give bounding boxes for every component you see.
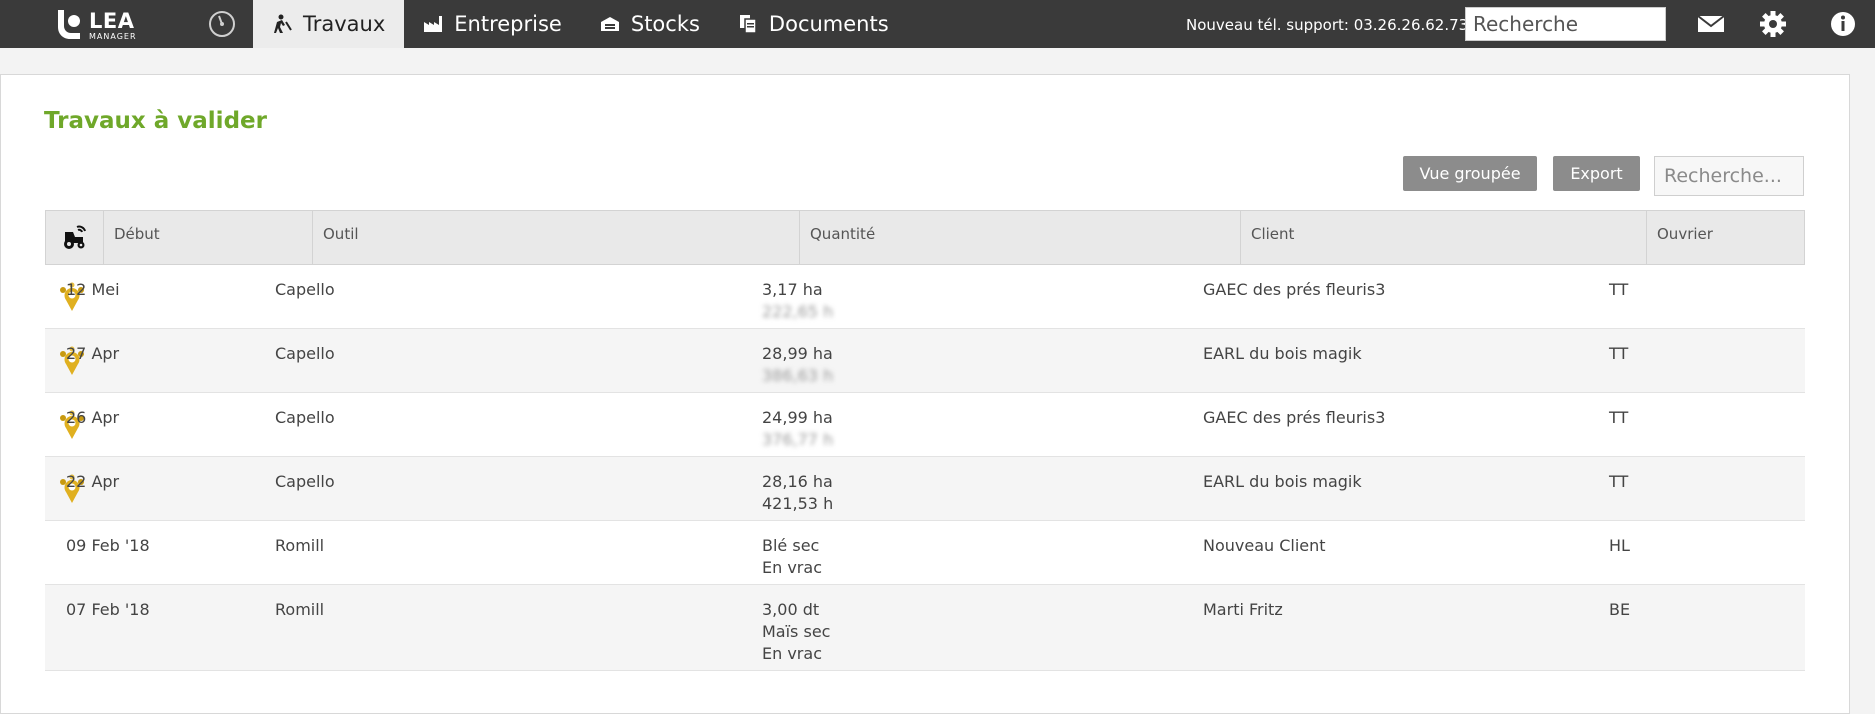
column-header-debut[interactable]: Début bbox=[103, 211, 312, 264]
mail-icon[interactable] bbox=[1697, 11, 1725, 37]
quantity-line: 24,99 ha bbox=[762, 408, 833, 427]
quantity-line: 376,77 h bbox=[762, 430, 834, 449]
worker-icon bbox=[272, 14, 292, 34]
cell-client: Nouveau Client bbox=[1203, 536, 1326, 555]
cell-ouvrier: TT bbox=[1609, 472, 1629, 491]
quantity-line: 3,17 ha bbox=[762, 280, 823, 299]
quantity-line: 421,53 h bbox=[762, 494, 834, 513]
cell-ouvrier: HL bbox=[1609, 536, 1630, 555]
column-header-ouvrier[interactable]: Ouvrier bbox=[1646, 211, 1804, 264]
cell-debut: 22 Apr bbox=[66, 472, 120, 491]
top-navigation-bar: LEA MANAGER Travaux Entreprise Stocks Do… bbox=[0, 0, 1875, 48]
table-body: 12 Mei Capello 3,17 ha 222,65 h GAEC des pré… bbox=[45, 265, 1805, 671]
factory-icon bbox=[423, 14, 443, 34]
table-header: Début Outil Quantité Client Ouvrier bbox=[45, 210, 1805, 265]
tractor-icon[interactable] bbox=[46, 211, 103, 264]
cell-quantite: Blé sec En vrac bbox=[762, 535, 822, 579]
cell-quantite: 28,16 ha 421,53 h bbox=[762, 471, 833, 515]
logo-mark-icon bbox=[58, 10, 80, 39]
page-title: Travaux à valider bbox=[44, 108, 267, 134]
cell-debut: 27 Apr bbox=[66, 344, 120, 363]
logo-subtext: MANAGER bbox=[89, 32, 137, 41]
cell-quantite: 24,99 ha 376,77 h bbox=[762, 407, 833, 451]
quantity-line: En vrac bbox=[762, 558, 822, 577]
quantity-line: Blé sec bbox=[762, 536, 820, 555]
table-search-input[interactable] bbox=[1654, 156, 1804, 196]
nav-tab-entreprise[interactable]: Entreprise bbox=[404, 0, 581, 48]
quantity-line: En vrac bbox=[762, 644, 822, 663]
warehouse-icon bbox=[600, 14, 620, 34]
cell-debut: 07 Feb '18 bbox=[66, 600, 150, 619]
table-row[interactable]: 22 Apr Capello 28,16 ha 421,53 h EARL du boi… bbox=[45, 457, 1805, 521]
table-row[interactable]: 26 Apr Capello 24,99 ha 376,77 h GAEC des pr… bbox=[45, 393, 1805, 457]
cell-outil: Romill bbox=[275, 600, 325, 619]
dashboard-gauge-icon[interactable] bbox=[208, 10, 236, 38]
gear-icon[interactable] bbox=[1759, 11, 1787, 37]
lea-manager-logo[interactable]: LEA MANAGER bbox=[52, 6, 148, 42]
column-header-client[interactable]: Client bbox=[1240, 211, 1646, 264]
nav-label: Documents bbox=[768, 12, 889, 36]
quantity-line: Maïs sec bbox=[762, 622, 831, 641]
quantity-line: 28,99 ha bbox=[762, 344, 833, 363]
grouped-view-button[interactable]: Vue groupée bbox=[1403, 156, 1537, 191]
cell-client: GAEC des prés fleuris3 bbox=[1203, 408, 1386, 427]
cell-outil: Romill bbox=[275, 536, 325, 555]
nav-label: Entreprise bbox=[454, 12, 562, 36]
table-row[interactable]: 12 Mei Capello 3,17 ha 222,65 h GAEC des pré… bbox=[45, 265, 1805, 329]
cell-ouvrier: BE bbox=[1609, 600, 1631, 619]
quantity-line: 222,65 h bbox=[762, 302, 834, 321]
column-header-quantite[interactable]: Quantité bbox=[799, 211, 1240, 264]
cell-quantite: 3,00 dt Maïs sec En vrac bbox=[762, 599, 830, 665]
nav-label: Travaux bbox=[303, 12, 386, 36]
cell-debut: 26 Apr bbox=[66, 408, 120, 427]
documents-icon bbox=[738, 14, 758, 34]
info-icon[interactable] bbox=[1829, 11, 1857, 37]
table-row[interactable]: 27 Apr Capello 28,99 ha 386,63 h EARL du boi… bbox=[45, 329, 1805, 393]
cell-ouvrier: TT bbox=[1609, 344, 1629, 363]
logo-text: LEA bbox=[89, 9, 135, 33]
cell-ouvrier: TT bbox=[1609, 280, 1629, 299]
cell-outil: Capello bbox=[275, 344, 335, 363]
global-search-input[interactable] bbox=[1465, 7, 1666, 41]
cell-outil: Capello bbox=[275, 408, 335, 427]
cell-client: GAEC des prés fleuris3 bbox=[1203, 280, 1386, 299]
cell-ouvrier: TT bbox=[1609, 408, 1629, 427]
cell-client: EARL du bois magik bbox=[1203, 344, 1362, 363]
cell-quantite: 3,17 ha 222,65 h bbox=[762, 279, 833, 323]
main-nav: Travaux Entreprise Stocks Documents bbox=[253, 0, 908, 48]
cell-debut: 12 Mei bbox=[66, 280, 120, 299]
table-row[interactable]: 07 Feb '18 Romill 3,00 dt Maïs sec En vrac Ma… bbox=[45, 585, 1805, 671]
nav-tab-stocks[interactable]: Stocks bbox=[581, 0, 719, 48]
support-phone-text: Nouveau tél. support: 03.26.26.62.73 bbox=[1186, 16, 1469, 34]
quantity-line: 3,00 dt bbox=[762, 600, 820, 619]
cell-client: EARL du bois magik bbox=[1203, 472, 1362, 491]
cell-outil: Capello bbox=[275, 472, 335, 491]
nav-label: Stocks bbox=[630, 12, 700, 36]
works-table: Début Outil Quantité Client Ouvrier 12 M… bbox=[45, 210, 1805, 671]
cell-client: Marti Fritz bbox=[1203, 600, 1283, 619]
nav-tab-travaux[interactable]: Travaux bbox=[253, 0, 405, 48]
cell-quantite: 28,99 ha 386,63 h bbox=[762, 343, 833, 387]
table-row[interactable]: 09 Feb '18 Romill Blé sec En vrac Nouveau Cl… bbox=[45, 521, 1805, 585]
cell-outil: Capello bbox=[275, 280, 335, 299]
quantity-line: 386,63 h bbox=[762, 366, 834, 385]
column-header-outil[interactable]: Outil bbox=[312, 211, 799, 264]
cell-debut: 09 Feb '18 bbox=[66, 536, 150, 555]
nav-tab-documents[interactable]: Documents bbox=[719, 0, 908, 48]
quantity-line: 28,16 ha bbox=[762, 472, 833, 491]
export-button[interactable]: Export bbox=[1553, 156, 1640, 191]
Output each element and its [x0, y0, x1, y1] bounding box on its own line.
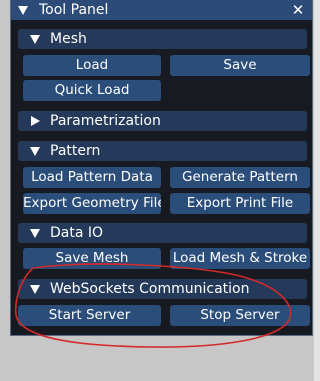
tool-panel: Tool Panel ✕ Mesh Load Save Quick Load P… — [10, 0, 313, 336]
export-print-file-button[interactable]: Export Print File — [170, 193, 310, 214]
section-label: Parametrization — [50, 113, 161, 129]
screen: Tool Panel ✕ Mesh Load Save Quick Load P… — [0, 0, 320, 381]
load-button[interactable]: Load — [23, 55, 161, 76]
export-geometry-file-button[interactable]: Export Geometry File — [23, 193, 161, 214]
title-bar[interactable]: Tool Panel ✕ — [11, 0, 312, 20]
section-header-mesh[interactable]: Mesh — [18, 29, 307, 49]
load-pattern-data-button[interactable]: Load Pattern Data — [23, 167, 161, 188]
expanded-arrow-icon — [30, 229, 40, 238]
section-header-pattern[interactable]: Pattern — [18, 141, 307, 161]
quick-load-button[interactable]: Quick Load — [23, 80, 161, 101]
expanded-arrow-icon — [30, 285, 40, 294]
section-label: Pattern — [50, 143, 101, 159]
collapse-triangle-icon[interactable] — [18, 6, 28, 15]
background-strip — [314, 0, 320, 381]
section-label: Mesh — [50, 31, 87, 47]
generate-pattern-button[interactable]: Generate Pattern — [170, 167, 310, 188]
close-icon[interactable]: ✕ — [290, 0, 306, 20]
section-label: Data IO — [50, 225, 104, 241]
section-header-data-io[interactable]: Data IO — [18, 223, 307, 243]
collapsed-arrow-icon — [31, 116, 40, 126]
section-header-websockets[interactable]: WebSockets Communication — [18, 279, 307, 299]
expanded-arrow-icon — [30, 147, 40, 156]
save-button[interactable]: Save — [170, 55, 310, 76]
load-mesh-stroke-button[interactable]: Load Mesh & Stroke — [170, 248, 310, 269]
section-header-parametrization[interactable]: Parametrization — [18, 111, 307, 131]
stop-server-button[interactable]: Stop Server — [170, 305, 310, 326]
start-server-button[interactable]: Start Server — [18, 305, 161, 326]
window-title: Tool Panel — [39, 2, 109, 18]
save-mesh-button[interactable]: Save Mesh — [23, 248, 161, 269]
section-label: WebSockets Communication — [50, 281, 250, 297]
expanded-arrow-icon — [30, 35, 40, 44]
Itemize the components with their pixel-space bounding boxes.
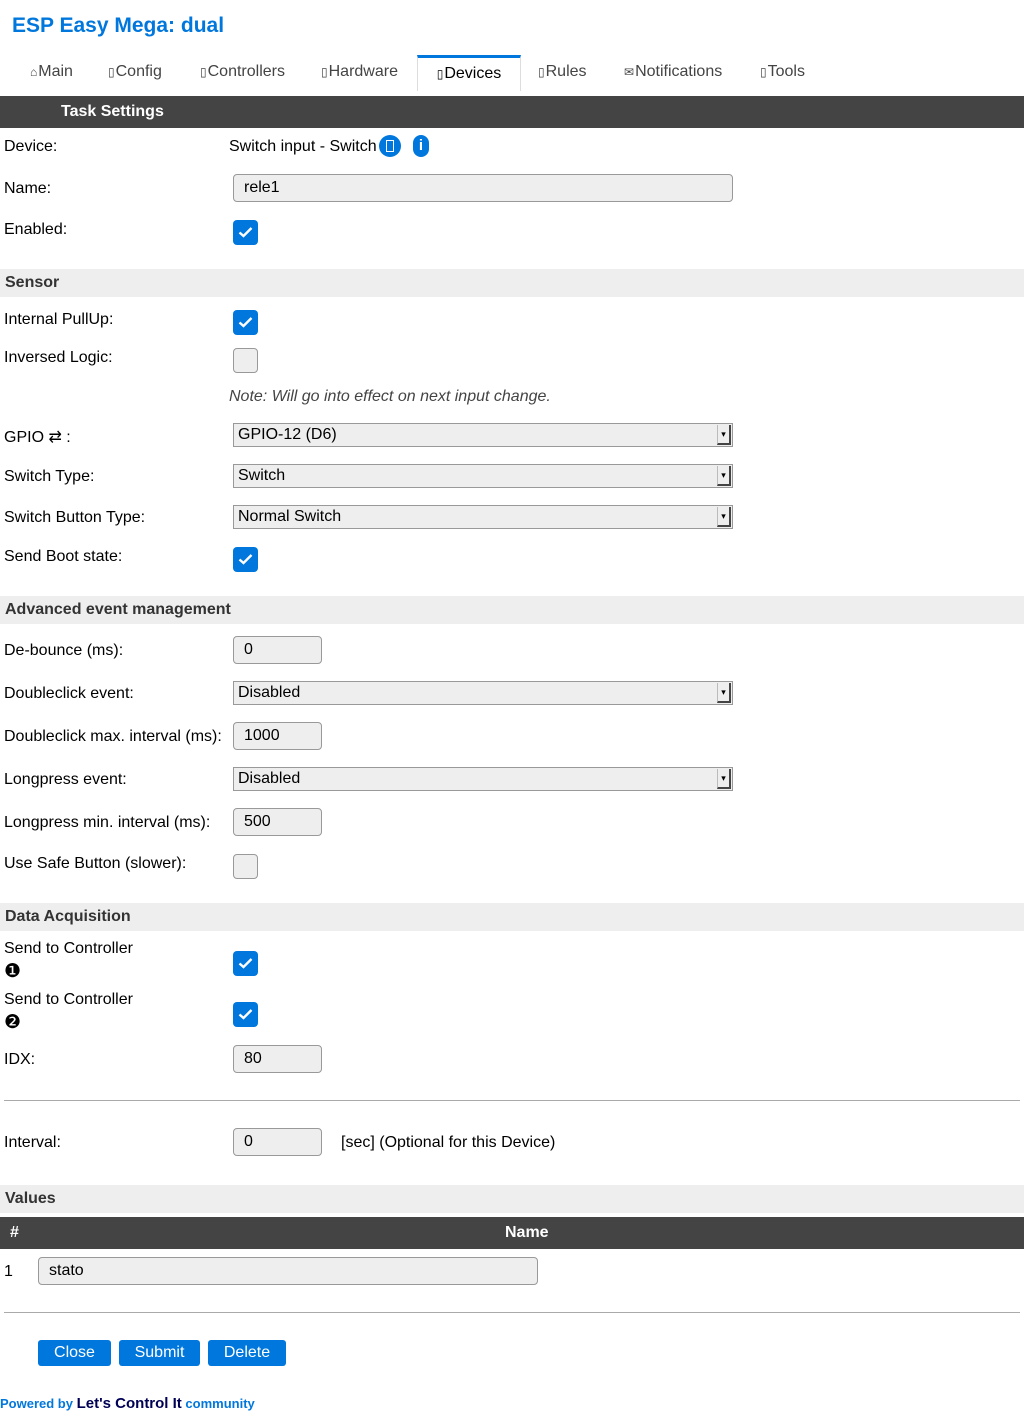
tab-rules[interactable]: ▯Rules [520, 55, 605, 89]
longpress-interval-input[interactable]: 500 [233, 808, 322, 836]
dropdown-arrow-icon: ▾ [717, 466, 731, 486]
close-button[interactable]: Close [38, 1340, 111, 1366]
divider [4, 1312, 1020, 1313]
button-type-label: Switch Button Type: [4, 509, 146, 526]
boot-state-label: Send Boot state: [4, 548, 123, 565]
switch-type-label: Switch Type: [4, 468, 95, 485]
button-type-select[interactable]: Normal Switch ▾ [233, 505, 733, 529]
controller1-number: ❶ [4, 961, 22, 982]
safe-button-label: Use Safe Button (slower): [4, 855, 187, 872]
dblclick-select[interactable]: Disabled ▾ [233, 681, 733, 705]
controller1-checkbox[interactable] [233, 951, 258, 976]
hardware-icon: ▯ [321, 65, 328, 79]
controllers-icon: ▯ [200, 65, 207, 79]
gpio-select[interactable]: GPIO-12 (D6) ▾ [233, 423, 733, 447]
footer-link[interactable]: Let's Control It [77, 1395, 182, 1412]
safe-button-checkbox[interactable] [233, 854, 258, 879]
controller2-number: ❷ [4, 1012, 22, 1033]
inversed-label: Inversed Logic: [4, 349, 113, 366]
tab-main[interactable]: ⌂Main [12, 55, 91, 89]
dropdown-arrow-icon: ▾ [717, 683, 731, 703]
devices-icon: ▯ [436, 67, 444, 81]
dropdown-arrow-icon: ▾ [717, 769, 731, 789]
debounce-input[interactable]: 0 [233, 636, 322, 664]
config-icon: ▯ [108, 65, 115, 79]
interval-label: Interval: [4, 1134, 61, 1151]
debounce-label: De-bounce (ms): [4, 642, 124, 659]
task-settings-header: Task Settings [0, 96, 1024, 128]
device-label: Device: [4, 138, 58, 155]
tab-hardware[interactable]: ▯Hardware [303, 55, 416, 89]
pullup-label: Internal PullUp: [4, 311, 114, 328]
pullup-checkbox[interactable] [233, 310, 258, 335]
home-icon: ⌂ [30, 65, 38, 79]
envelope-icon: ✉ [624, 65, 635, 79]
submit-button[interactable]: Submit [119, 1340, 200, 1366]
tools-icon: ▯ [760, 65, 767, 79]
column-number: # [10, 1224, 19, 1241]
dropdown-arrow-icon: ▾ [717, 507, 731, 527]
inversed-checkbox[interactable] [233, 348, 258, 373]
idx-input[interactable]: 80 [233, 1045, 322, 1073]
values-table-header: # Name [0, 1217, 1024, 1249]
delete-button[interactable]: Delete [208, 1340, 286, 1366]
divider [4, 1100, 1020, 1101]
footer: Powered by Let's Control It community [0, 1395, 255, 1412]
data-acquisition-header: Data Acquisition [0, 903, 1024, 931]
column-name: Name [505, 1224, 549, 1241]
interval-note: [sec] (Optional for this Device) [341, 1134, 556, 1151]
device-value: Switch input - Switch [229, 138, 377, 155]
controller1-label: Send to Controller [4, 940, 133, 957]
rules-icon: ▯ [538, 65, 545, 79]
help-icon[interactable] [379, 135, 401, 157]
boot-state-checkbox[interactable] [233, 547, 258, 572]
longpress-interval-label: Longpress min. interval (ms): [4, 814, 211, 831]
tab-controllers[interactable]: ▯Controllers [182, 55, 303, 89]
enabled-checkbox[interactable] [233, 220, 258, 245]
idx-label: IDX: [4, 1051, 36, 1068]
tab-notifications[interactable]: ✉Notifications [606, 55, 740, 89]
page-title: ESP Easy Mega: dual [12, 14, 225, 37]
info-icon[interactable]: i [413, 135, 429, 157]
value-row-number: 1 [4, 1263, 13, 1280]
values-header: Values [0, 1185, 1024, 1213]
longpress-select[interactable]: Disabled ▾ [233, 767, 733, 791]
name-label: Name: [4, 180, 52, 197]
dblclick-interval-input[interactable]: 1000 [233, 722, 322, 750]
dblclick-interval-label: Doubleclick max. interval (ms): [4, 728, 222, 745]
dblclick-label: Doubleclick event: [4, 685, 134, 702]
gpio-label: GPIO ⇄ : [4, 429, 71, 446]
name-input[interactable]: rele1 [233, 174, 733, 202]
note-text: Note: Will go into effect on next input … [229, 388, 551, 405]
sensor-header: Sensor [0, 269, 1024, 297]
controller2-label: Send to Controller [4, 991, 133, 1008]
controller2-checkbox[interactable] [233, 1002, 258, 1027]
enabled-label: Enabled: [4, 221, 68, 238]
interval-input[interactable]: 0 [233, 1128, 322, 1156]
advanced-header: Advanced event management [0, 596, 1024, 624]
dropdown-arrow-icon: ▾ [717, 425, 731, 445]
tab-tools[interactable]: ▯Tools [742, 55, 823, 89]
switch-type-select[interactable]: Switch ▾ [233, 464, 733, 488]
value-name-input[interactable]: stato [38, 1257, 538, 1285]
tab-devices[interactable]: ▯Devices [417, 55, 521, 91]
longpress-label: Longpress event: [4, 771, 127, 788]
tab-config[interactable]: ▯Config [90, 55, 180, 89]
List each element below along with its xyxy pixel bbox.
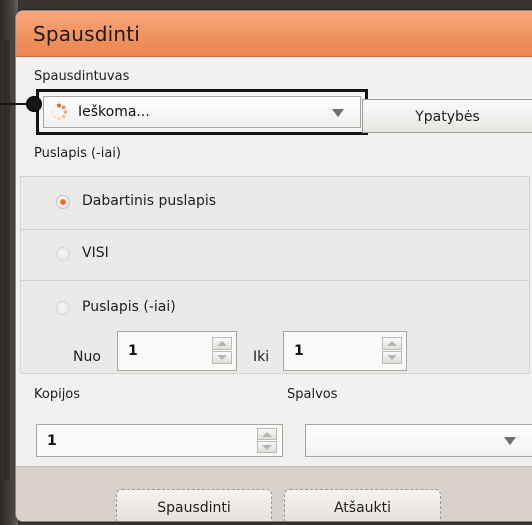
pages-group: Dabartinis puslapis VISI Puslapis (-iai)… — [20, 176, 530, 374]
radio-all-pages[interactable] — [56, 247, 70, 261]
from-page-increment-button[interactable] — [212, 337, 232, 350]
dialog-titlebar: Spausdinti — [16, 11, 532, 57]
printer-select-value: Ieškoma... — [78, 104, 150, 120]
pages-label: Puslapis (-iai) — [34, 146, 121, 161]
to-page-stepper[interactable]: 1 — [283, 331, 407, 371]
chevron-down-icon — [262, 445, 272, 450]
from-label: Nuo — [73, 349, 101, 365]
loading-spinner-icon — [51, 103, 68, 121]
print-dialog: Spausdinti Spausdintuvas Ieškoma... Ypat… — [15, 10, 532, 522]
to-label: Iki — [253, 349, 270, 365]
radio-label-page-range: Puslapis (-iai) — [82, 299, 176, 315]
divider — [21, 280, 529, 281]
radio-page-range[interactable] — [56, 301, 70, 315]
divider — [21, 229, 529, 230]
stepper-arrows — [382, 337, 402, 365]
color-select[interactable] — [305, 424, 532, 457]
chevron-down-icon — [217, 355, 227, 360]
print-button[interactable]: Spausdinti — [116, 489, 272, 521]
radio-label-current-page: Dabartinis puslapis — [82, 193, 217, 209]
copies-stepper[interactable]: 1 — [36, 424, 283, 457]
chevron-down-icon — [332, 109, 344, 117]
chevron-down-icon — [504, 437, 516, 445]
callout-marker — [26, 96, 42, 112]
radio-current-page[interactable] — [56, 195, 70, 209]
from-page-stepper[interactable]: 1 — [117, 331, 237, 371]
chevron-up-icon — [387, 341, 397, 346]
from-page-decrement-button[interactable] — [212, 351, 232, 364]
copies-increment-button[interactable] — [257, 428, 277, 440]
printer-label: Spausdintuvas — [34, 69, 130, 84]
from-page-value: 1 — [128, 343, 138, 359]
chevron-down-icon — [387, 355, 397, 360]
to-page-value: 1 — [294, 343, 304, 359]
color-label: Spalvos — [287, 387, 338, 402]
printer-select-highlight: Ieškoma... — [36, 89, 368, 135]
dialog-footer: Spausdinti Atšaukti — [16, 466, 532, 521]
chevron-up-icon — [262, 432, 272, 437]
copies-label: Kopijos — [34, 387, 81, 402]
to-page-decrement-button[interactable] — [382, 351, 402, 364]
copies-value: 1 — [47, 433, 57, 449]
stepper-arrows — [212, 337, 232, 365]
copies-decrement-button[interactable] — [257, 441, 277, 453]
printer-select[interactable]: Ieškoma... — [43, 96, 361, 128]
radio-label-all-pages: VISI — [82, 245, 109, 261]
to-page-increment-button[interactable] — [382, 337, 402, 350]
stepper-arrows — [257, 428, 277, 454]
cancel-button[interactable]: Atšaukti — [284, 489, 441, 521]
properties-button[interactable]: Ypatybės — [362, 99, 532, 133]
dialog-title: Spausdinti — [33, 22, 141, 46]
chevron-up-icon — [217, 341, 227, 346]
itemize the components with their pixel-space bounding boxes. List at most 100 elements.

### [YOUR GOAL]
Copy the lines from the line containing "211, 312, 264]" through the line containing "top-navigation-bar: LEA MANAGER", inclusive, reproducing them character for character.

### [WRITTEN ANSWER]
column-header-debut[interactable]: Début bbox=[103, 211, 312, 264]
mail-icon[interactable] bbox=[1697, 11, 1725, 37]
quantity-line: 24,99 ha bbox=[762, 408, 833, 427]
quantity-line: 376,77 h bbox=[762, 430, 834, 449]
worker-icon bbox=[272, 14, 292, 34]
cell-client: Nouveau Client bbox=[1203, 536, 1326, 555]
cell-ouvrier: TT bbox=[1609, 472, 1629, 491]
quantity-line: 3,17 ha bbox=[762, 280, 823, 299]
quantity-line: 421,53 h bbox=[762, 494, 834, 513]
cell-ouvrier: HL bbox=[1609, 536, 1630, 555]
column-header-ouvrier[interactable]: Ouvrier bbox=[1646, 211, 1804, 264]
cell-debut: 22 Apr bbox=[66, 472, 120, 491]
top-navigation-bar: LEA MANAGER Travaux Entreprise Stocks Do… bbox=[0, 0, 1875, 48]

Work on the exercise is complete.